Another advantage their education possessed over ours was that it never could be effaced by contrary impressions. Epaminondas, the last year of his life, said, heard, beheld, and performed the very same things as at the age in which he received the first principles of his education.

In our days we receive three different or contrary educations, namely, of our parents, of our masters, and of the world. What we learn in the latter effaces all the ideas of the former. This, in some measure, arises from the contrast we experience between our religious and worldly engagements, a thing unknown to the ancients.

5. Of Education in a Republican Government. It is in a republican government that the whole power of education is required. The fear of despotic governments naturally arises of itself amidst threats and punishments; the honour of monarchies is favoured by the passions, and favours them in its turn; but virtue is a self-renunciation, which is ever arduous and painful.

This virtue may be defined as the love of the laws and of our country. As such love requires a constant preference of public to private interest, it is the source of all private virtues; for they are nothing more than this very preference itself.

Exercises:
A: Can you repeat the passage on education above, from "Another advantage their" to "to the ancients.", inclusive?
B: Does the passage on education above agree with each of these statements? (i) In the last year of his life, Epaminondas did the same things as at the age when he first received his education. (ii) People in our days receive two different educations. (iii) Virtue is a self-renunciation that comes easily.

Data excerpts:

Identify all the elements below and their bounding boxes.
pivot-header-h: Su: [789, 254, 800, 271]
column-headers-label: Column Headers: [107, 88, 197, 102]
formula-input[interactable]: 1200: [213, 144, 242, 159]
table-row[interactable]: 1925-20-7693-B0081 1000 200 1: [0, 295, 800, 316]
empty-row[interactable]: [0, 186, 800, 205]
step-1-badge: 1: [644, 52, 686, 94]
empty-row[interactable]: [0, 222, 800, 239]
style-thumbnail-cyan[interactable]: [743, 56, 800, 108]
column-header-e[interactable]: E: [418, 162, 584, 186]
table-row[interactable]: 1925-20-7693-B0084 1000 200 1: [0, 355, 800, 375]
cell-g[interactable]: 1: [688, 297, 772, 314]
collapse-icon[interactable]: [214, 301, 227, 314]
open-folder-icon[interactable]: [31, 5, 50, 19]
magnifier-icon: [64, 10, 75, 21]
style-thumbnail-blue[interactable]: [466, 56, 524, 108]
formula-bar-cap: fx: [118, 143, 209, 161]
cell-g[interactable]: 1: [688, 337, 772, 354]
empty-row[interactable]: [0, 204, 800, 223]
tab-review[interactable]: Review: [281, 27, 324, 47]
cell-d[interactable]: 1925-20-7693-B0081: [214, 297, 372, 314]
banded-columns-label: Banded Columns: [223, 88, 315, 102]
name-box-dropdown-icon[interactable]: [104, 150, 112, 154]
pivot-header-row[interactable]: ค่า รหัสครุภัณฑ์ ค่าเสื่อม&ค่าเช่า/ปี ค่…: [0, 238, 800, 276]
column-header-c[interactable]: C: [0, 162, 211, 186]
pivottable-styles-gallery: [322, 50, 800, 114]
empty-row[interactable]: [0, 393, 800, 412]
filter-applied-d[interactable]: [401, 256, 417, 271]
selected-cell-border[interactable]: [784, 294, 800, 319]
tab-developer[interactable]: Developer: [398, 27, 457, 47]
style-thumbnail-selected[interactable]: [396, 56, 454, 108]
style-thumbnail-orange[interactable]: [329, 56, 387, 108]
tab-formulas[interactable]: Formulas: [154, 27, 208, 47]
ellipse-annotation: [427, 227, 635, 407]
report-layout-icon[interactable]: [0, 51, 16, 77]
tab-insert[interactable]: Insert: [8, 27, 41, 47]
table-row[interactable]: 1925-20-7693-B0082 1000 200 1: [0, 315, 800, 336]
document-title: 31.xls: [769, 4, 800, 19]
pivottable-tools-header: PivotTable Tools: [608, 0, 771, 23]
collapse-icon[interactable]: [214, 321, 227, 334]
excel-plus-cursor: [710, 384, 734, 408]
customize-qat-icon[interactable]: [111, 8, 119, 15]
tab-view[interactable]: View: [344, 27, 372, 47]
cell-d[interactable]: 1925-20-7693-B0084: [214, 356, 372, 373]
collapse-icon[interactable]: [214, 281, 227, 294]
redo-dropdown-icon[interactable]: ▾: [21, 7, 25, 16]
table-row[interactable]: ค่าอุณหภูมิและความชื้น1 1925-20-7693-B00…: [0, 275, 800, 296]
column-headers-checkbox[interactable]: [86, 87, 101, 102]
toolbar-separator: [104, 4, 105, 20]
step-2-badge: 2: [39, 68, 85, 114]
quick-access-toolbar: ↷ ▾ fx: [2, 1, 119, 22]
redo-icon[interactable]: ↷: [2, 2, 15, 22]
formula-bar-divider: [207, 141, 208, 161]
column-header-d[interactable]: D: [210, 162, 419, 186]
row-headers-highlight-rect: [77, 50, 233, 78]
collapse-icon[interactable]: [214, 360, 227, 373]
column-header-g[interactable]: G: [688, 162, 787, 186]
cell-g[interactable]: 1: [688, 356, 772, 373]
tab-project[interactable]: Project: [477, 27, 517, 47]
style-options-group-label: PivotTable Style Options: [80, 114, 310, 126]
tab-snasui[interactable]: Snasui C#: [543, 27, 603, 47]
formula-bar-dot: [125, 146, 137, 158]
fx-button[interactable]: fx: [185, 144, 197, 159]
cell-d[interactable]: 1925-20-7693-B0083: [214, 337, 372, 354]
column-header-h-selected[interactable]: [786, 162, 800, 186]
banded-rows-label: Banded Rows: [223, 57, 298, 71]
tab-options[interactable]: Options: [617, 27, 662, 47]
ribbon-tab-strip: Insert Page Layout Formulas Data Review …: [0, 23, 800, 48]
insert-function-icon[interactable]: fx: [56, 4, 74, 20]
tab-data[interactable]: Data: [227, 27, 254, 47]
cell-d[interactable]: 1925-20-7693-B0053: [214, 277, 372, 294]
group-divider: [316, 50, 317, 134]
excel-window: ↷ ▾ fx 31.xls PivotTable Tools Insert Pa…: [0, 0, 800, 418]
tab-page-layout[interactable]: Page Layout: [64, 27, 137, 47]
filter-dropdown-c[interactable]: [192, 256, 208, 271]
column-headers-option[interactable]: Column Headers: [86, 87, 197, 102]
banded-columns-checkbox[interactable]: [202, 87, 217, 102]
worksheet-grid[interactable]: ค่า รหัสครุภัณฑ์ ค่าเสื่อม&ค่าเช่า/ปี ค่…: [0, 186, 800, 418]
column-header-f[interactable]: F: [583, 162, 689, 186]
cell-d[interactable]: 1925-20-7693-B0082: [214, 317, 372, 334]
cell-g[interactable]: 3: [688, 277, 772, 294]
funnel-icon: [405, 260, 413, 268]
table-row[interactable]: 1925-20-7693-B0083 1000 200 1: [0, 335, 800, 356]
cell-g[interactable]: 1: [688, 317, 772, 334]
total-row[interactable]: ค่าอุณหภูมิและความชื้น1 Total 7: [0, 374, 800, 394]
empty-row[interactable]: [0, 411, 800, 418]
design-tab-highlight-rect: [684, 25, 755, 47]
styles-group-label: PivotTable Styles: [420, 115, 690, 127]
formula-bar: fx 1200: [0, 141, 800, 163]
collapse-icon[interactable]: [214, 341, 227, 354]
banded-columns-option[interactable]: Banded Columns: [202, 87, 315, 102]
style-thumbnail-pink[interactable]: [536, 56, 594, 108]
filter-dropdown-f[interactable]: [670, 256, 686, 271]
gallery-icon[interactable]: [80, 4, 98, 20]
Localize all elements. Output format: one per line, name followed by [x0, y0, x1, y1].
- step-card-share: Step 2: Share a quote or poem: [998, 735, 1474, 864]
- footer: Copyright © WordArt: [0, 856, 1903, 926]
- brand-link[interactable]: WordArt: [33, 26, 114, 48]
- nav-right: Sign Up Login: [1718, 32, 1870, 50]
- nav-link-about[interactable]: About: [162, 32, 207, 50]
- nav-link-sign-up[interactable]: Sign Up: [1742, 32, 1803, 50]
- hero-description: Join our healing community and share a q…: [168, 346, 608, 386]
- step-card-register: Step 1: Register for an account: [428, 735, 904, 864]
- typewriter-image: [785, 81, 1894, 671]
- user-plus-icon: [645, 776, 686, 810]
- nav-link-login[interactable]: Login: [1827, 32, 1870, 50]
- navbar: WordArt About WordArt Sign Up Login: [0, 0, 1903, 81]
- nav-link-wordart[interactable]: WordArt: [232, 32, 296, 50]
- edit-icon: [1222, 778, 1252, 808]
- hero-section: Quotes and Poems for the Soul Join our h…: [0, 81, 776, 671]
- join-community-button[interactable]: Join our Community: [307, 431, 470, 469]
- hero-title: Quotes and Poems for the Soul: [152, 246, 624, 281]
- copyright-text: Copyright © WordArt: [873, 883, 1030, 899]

Completed exercise:
A:
Another advantage their education possessed over ours was that it never could be effaced by contrary impressions. Epaminondas, the last year of his life, said, heard, beheld, and performed the very same things as at the age in which he received the first principles of his education.

In our days we receive three different or contrary educations, namely, of our parents, of our masters, and of the world. What we learn in the latter effaces all the ideas of the former. This, in some measure, arises from the contrast we experience between our religious and worldly engagements, a thing unknown to the ancients.

B:
(i) Yes: "Epaminondas, the last year of his life, said, heard, beheld, and performed the very same things as at the age in which he received the first principles of his education."
(ii) No: "In our days we receive three different or contrary educations, namely, of our parents, of our masters, and of the world."
(iii) No: "virtue is a self-renunciation, which is ever arduous and painful."